■ WHAT YOU SHOULD DO: Retype each entry below exactly as it stands.
— START PROVIDED ENTRIES —
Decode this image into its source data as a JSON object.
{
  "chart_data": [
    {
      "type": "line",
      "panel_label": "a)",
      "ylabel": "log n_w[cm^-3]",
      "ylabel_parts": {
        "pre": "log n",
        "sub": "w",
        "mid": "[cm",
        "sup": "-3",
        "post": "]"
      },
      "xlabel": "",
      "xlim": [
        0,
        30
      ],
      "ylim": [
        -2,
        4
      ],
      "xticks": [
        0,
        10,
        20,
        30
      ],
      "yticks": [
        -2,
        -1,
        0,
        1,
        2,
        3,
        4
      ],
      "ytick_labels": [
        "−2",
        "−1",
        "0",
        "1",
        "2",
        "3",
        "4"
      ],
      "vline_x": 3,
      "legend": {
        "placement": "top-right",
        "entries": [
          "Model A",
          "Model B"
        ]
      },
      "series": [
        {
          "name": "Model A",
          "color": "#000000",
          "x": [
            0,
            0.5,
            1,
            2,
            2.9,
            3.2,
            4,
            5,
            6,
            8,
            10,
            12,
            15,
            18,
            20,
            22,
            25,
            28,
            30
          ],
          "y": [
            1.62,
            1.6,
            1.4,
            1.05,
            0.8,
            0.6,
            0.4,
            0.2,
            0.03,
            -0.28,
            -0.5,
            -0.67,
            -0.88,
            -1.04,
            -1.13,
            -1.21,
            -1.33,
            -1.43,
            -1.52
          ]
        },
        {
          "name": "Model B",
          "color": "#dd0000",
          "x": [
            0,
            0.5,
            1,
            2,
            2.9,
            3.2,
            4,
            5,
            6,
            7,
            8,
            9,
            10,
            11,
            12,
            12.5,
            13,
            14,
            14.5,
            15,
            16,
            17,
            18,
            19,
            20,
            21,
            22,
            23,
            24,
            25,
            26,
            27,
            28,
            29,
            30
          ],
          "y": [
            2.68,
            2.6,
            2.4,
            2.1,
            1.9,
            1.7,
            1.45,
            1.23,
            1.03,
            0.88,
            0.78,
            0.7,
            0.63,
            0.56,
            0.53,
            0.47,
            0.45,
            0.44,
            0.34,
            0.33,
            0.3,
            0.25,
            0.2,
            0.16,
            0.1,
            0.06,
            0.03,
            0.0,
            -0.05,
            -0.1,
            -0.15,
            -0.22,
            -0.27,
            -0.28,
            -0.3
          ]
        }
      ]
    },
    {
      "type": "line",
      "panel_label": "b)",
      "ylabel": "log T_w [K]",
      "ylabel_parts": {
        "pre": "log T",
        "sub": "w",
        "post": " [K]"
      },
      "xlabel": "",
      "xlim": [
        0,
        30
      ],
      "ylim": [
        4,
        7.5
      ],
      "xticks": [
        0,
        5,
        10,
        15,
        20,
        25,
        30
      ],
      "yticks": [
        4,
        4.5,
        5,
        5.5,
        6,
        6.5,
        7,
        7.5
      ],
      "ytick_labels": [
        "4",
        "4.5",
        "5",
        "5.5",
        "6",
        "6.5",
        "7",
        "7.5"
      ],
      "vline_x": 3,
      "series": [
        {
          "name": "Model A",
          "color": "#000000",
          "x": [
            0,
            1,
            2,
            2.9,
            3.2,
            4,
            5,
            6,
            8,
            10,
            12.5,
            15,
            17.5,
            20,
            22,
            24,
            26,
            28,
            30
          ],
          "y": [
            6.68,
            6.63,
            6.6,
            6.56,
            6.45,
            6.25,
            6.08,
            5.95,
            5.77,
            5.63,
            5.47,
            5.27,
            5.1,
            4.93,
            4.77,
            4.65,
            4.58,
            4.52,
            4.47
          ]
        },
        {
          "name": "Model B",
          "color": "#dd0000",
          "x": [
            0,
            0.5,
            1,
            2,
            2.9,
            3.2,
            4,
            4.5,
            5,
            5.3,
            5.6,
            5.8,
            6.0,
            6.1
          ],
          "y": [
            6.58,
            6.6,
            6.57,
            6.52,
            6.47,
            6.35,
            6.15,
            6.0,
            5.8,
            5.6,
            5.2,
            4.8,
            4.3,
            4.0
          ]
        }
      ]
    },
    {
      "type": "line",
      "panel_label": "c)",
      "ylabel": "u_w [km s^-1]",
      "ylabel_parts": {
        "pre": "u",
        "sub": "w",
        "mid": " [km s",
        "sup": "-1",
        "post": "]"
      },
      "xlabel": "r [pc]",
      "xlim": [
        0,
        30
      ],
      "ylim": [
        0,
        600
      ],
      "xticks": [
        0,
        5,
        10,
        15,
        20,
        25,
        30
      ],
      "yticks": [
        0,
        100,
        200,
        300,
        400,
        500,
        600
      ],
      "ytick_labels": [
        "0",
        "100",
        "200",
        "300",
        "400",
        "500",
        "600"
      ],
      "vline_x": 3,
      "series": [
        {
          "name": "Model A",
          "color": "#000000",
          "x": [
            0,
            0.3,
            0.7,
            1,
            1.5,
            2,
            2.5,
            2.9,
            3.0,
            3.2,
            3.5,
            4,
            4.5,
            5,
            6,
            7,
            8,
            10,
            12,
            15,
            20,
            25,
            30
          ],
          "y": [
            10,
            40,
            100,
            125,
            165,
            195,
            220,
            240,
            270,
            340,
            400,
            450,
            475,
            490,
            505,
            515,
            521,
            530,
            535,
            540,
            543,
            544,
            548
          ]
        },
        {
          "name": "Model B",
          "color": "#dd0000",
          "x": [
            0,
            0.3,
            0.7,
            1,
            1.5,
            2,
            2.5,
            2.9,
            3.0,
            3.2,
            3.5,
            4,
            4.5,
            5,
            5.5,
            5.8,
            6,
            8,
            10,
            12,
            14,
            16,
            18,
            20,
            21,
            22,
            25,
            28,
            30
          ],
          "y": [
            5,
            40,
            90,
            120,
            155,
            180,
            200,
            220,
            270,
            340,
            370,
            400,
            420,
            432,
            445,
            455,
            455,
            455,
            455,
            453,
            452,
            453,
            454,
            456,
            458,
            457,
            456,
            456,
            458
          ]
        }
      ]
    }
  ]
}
— END PROVIDED ENTRIES —
■ EXERCISE OUTPUT:
Decode this image into its source data as a JSON object.
{
  "chart_data": [
    {
      "type": "line",
      "panel_label": "a)",
      "ylabel": "log n_w[cm^-3]",
      "ylabel_parts": {
        "pre": "log n",
        "sub": "w",
        "mid": "[cm",
        "sup": "-3",
        "post": "]"
      },
      "xlabel": "",
      "xlim": [
        0,
        30
      ],
      "ylim": [
        -2,
        4
      ],
      "xticks": [
        0,
        10,
        20,
        30
      ],
      "yticks": [
        -2,
        -1,
        0,
        1,
        2,
        3,
        4
      ],
      "ytick_labels": [
        "−2",
        "−1",
        "0",
        "1",
        "2",
        "3",
        "4"
      ],
      "vline_x": 3,
      "legend": {
        "placement": "top-right",
        "entries": [
          "Model A",
          "Model B"
        ]
      },
      "series": [
        {
          "name": "Model A",
          "color": "#000000",
          "x": [
            0,
            0.5,
            1,
            2,
            2.9,
            3.2,
            4,
            5,
            6,
            8,
            10,
            12,
            15,
            18,
            20,
            22,
            25,
            28,
            30
          ],
          "y": [
            1.62,
            1.6,
            1.4,
            1.05,
            0.8,
            0.6,
            0.4,
            0.2,
            0.03,
            -0.28,
            -0.5,
            -0.67,
            -0.88,
            -1.04,
            -1.13,
            -1.21,
            -1.33,
            -1.43,
            -1.52
          ]
        },
        {
          "name": "Model B",
          "color": "#dd0000",
          "x": [
            0,
            0.5,
            1,
            2,
            2.9,
            3.2,
            4,
            5,
            6,
            7,
            8,
            9,
            10,
            11,
            12,
            12.5,
            13,
            14,
            14.5,
            15,
            16,
            17,
            18,
            19,
            20,
            21,
            22,
            23,
            24,
            25,
            26,
            27,
            28,
            29,
            30
          ],
          "y": [
            2.68,
            2.6,
            2.4,
            2.1,
            1.9,
            1.7,
            1.45,
            1.23,
            1.03,
            0.88,
            0.78,
            0.7,
            0.63,
            0.56,
            0.53,
            0.47,
            0.45,
            0.44,
            0.34,
            0.33,
            0.3,
            0.25,
            0.2,
            0.16,
            0.1,
            0.06,
            0.03,
            0.0,
            -0.05,
            -0.1,
            -0.15,
            -0.22,
            -0.27,
            -0.28,
            -0.3
          ]
        }
      ]
    },
    {
      "type": "line",
      "panel_label": "b)",
      "ylabel": "log T_w [K]",
      "ylabel_parts": {
        "pre": "log T",
        "sub": "w",
        "post": " [K]"
      },
      "xlabel": "",
      "xlim": [
        0,
        30
      ],
      "ylim": [
        4,
        7.5
      ],
      "xticks": [
        0,
        5,
        10,
        15,
        20,
        25,
        30
      ],
      "yticks": [
        4,
        4.5,
        5,
        5.5,
        6,
        6.5,
        7,
        7.5
      ],
      "ytick_labels": [
        "4",
        "4.5",
        "5",
        "5.5",
        "6",
        "6.5",
        "7",
        "7.5"
      ],
      "vline_x": 3,
      "series": [
        {
          "name": "Model A",
          "color": "#000000",
          "x": [
            0,
            1,
            2,
            2.9,
            3.2,
            4,
            5,
            6,
            8,
            10,
            12.5,
            15,
            17.5,
            20,
            22,
            24,
            26,
            28,
            30
          ],
          "y": [
            6.68,
            6.63,
            6.6,
            6.56,
            6.45,
            6.25,
            6.08,
            5.95,
            5.77,
            5.63,
            5.47,
            5.27,
            5.1,
            4.93,
            4.77,
            4.65,
            4.58,
            4.52,
            4.47
          ]
        },
        {
          "name": "Model B",
          "color": "#dd0000",
          "x": [
            0,
            0.5,
            1,
            2,
            2.9,
            3.2,
            4,
            4.5,
            5,
            5.3,
            5.6,
            5.8,
            6.0,
            6.1
          ],
          "y": [
            6.58,
            6.6,
            6.57,
            6.52,
            6.47,
            6.35,
            6.15,
            6.0,
            5.8,
            5.6,
            5.2,
            4.8,
            4.3,
            4.0
          ]
        }
      ]
    },
    {
      "type": "line",
      "panel_label": "c)",
      "ylabel": "u_w [km s^-1]",
      "ylabel_parts": {
        "pre": "u",
        "sub": "w",
        "mid": " [km s",
        "sup": "-1",
        "post": "]"
      },
      "xlabel": "r [pc]",
      "xlim": [
        0,
        30
      ],
      "ylim": [
        0,
        600
      ],
      "xticks": [
        0,
        5,
        10,
        15,
        20,
        25,
        30
      ],
      "yticks": [
        0,
        100,
        200,
        300,
        400,
        500,
        600
      ],
      "ytick_labels": [
        "0",
        "100",
        "200",
        "300",
        "400",
        "500",
        "600"
      ],
      "vline_x": 3,
      "series": [
        {
          "name": "Model A",
          "color": "#000000",
          "x": [
            0,
            0.3,
            0.7,
            1,
            1.5,
            2,
            2.5,
            2.9,
            3.0,
            3.2,
            3.5,
            4,
            4.5,
            5,
            6,
            7,
            8,
            10,
            12,
            15,
            20,
            25,
            30
          ],
          "y": [
            10,
            40,
            100,
            125,
            165,
            195,
            220,
            240,
            270,
            340,
            400,
            450,
            475,
            490,
            505,
            515,
            521,
            530,
            535,
            540,
            543,
            544,
            548
          ]
        },
        {
          "name": "Model B",
          "color": "#dd0000",
          "x": [
            0,
            0.3,
            0.7,
            1,
            1.5,
            2,
            2.5,
            2.9,
            3.0,
            3.2,
            3.5,
            4,
            4.5,
            5,
            5.5,
            5.8,
            6,
            8,
            10,
            12,
            14,
            16,
            18,
            20,
            21,
            22,
            25,
            28,
            30
          ],
          "y": [
            5,
            40,
            90,
            120,
            155,
            180,
            200,
            220,
            270,
            340,
            370,
            400,
            420,
            432,
            445,
            455,
            455,
            455,
            455,
            453,
            452,
            453,
            454,
            456,
            458,
            457,
            456,
            456,
            458
          ]
        }
      ]
    }
  ]
}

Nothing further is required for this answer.